Chart and figure data:
##############################
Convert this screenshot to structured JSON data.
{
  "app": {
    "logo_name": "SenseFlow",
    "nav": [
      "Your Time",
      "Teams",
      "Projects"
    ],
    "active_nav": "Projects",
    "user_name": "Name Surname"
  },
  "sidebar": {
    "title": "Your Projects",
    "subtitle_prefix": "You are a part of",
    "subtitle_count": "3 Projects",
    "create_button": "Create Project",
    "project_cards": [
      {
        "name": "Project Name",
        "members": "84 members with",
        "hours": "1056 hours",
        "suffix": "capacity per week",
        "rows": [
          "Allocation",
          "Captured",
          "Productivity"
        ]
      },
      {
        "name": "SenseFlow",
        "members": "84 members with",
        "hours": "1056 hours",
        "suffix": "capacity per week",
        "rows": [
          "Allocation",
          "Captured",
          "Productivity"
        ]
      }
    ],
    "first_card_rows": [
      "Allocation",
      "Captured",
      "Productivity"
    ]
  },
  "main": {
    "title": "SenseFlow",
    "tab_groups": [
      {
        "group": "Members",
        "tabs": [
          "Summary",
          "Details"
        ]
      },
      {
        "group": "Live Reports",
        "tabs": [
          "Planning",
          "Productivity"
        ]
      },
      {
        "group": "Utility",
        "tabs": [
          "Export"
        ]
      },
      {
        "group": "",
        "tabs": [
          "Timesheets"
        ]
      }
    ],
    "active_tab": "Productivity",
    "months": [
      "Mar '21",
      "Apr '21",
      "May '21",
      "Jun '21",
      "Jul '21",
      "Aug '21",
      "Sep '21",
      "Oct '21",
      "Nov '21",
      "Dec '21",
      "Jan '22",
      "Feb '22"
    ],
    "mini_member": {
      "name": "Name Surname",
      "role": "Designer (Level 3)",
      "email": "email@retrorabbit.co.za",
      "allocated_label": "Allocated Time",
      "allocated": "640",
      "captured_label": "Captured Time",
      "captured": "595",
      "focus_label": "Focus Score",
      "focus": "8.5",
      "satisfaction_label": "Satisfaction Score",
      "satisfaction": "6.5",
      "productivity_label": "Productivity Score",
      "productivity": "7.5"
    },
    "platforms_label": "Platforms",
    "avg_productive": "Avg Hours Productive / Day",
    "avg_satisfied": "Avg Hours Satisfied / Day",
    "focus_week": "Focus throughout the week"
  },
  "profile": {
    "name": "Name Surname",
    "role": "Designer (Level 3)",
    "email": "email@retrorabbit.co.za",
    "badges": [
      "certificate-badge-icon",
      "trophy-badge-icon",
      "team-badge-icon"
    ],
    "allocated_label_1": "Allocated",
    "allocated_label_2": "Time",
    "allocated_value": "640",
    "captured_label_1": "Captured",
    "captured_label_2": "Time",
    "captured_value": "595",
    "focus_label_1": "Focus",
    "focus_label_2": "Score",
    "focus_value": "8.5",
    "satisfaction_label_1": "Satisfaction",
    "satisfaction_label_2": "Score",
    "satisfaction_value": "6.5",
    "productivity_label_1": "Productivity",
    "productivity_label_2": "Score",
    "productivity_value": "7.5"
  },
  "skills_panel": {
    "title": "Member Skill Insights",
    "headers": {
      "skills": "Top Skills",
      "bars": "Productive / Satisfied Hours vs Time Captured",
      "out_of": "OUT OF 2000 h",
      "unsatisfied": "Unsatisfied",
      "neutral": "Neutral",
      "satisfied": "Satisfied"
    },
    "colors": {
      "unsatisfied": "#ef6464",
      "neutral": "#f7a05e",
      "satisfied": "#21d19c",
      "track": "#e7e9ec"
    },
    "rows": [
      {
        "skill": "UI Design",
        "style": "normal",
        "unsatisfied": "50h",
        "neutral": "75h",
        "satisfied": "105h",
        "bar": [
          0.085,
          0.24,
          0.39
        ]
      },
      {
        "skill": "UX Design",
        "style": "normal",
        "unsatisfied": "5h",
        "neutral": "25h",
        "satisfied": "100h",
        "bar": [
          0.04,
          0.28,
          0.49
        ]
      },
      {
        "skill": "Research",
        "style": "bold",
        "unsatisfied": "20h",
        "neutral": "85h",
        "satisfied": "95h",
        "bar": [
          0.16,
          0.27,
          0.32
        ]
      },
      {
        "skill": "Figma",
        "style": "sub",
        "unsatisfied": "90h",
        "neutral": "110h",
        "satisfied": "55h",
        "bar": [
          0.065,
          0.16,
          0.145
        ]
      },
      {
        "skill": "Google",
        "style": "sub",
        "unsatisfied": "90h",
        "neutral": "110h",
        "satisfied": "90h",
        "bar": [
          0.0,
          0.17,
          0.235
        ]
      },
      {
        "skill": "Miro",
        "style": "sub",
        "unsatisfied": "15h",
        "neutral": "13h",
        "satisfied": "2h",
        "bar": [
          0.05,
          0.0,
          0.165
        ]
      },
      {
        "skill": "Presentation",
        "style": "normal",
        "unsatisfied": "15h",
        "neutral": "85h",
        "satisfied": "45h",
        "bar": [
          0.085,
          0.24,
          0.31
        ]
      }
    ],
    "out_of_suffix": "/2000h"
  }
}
##############################
> TASK DESCRIPTION
Out of the records, collect only those lines that contain the string "icon".

> ANSWER FOR THIS EXERCISE
      "certificate-badge-icon",
      "trophy-badge-icon",
      "team-badge-icon"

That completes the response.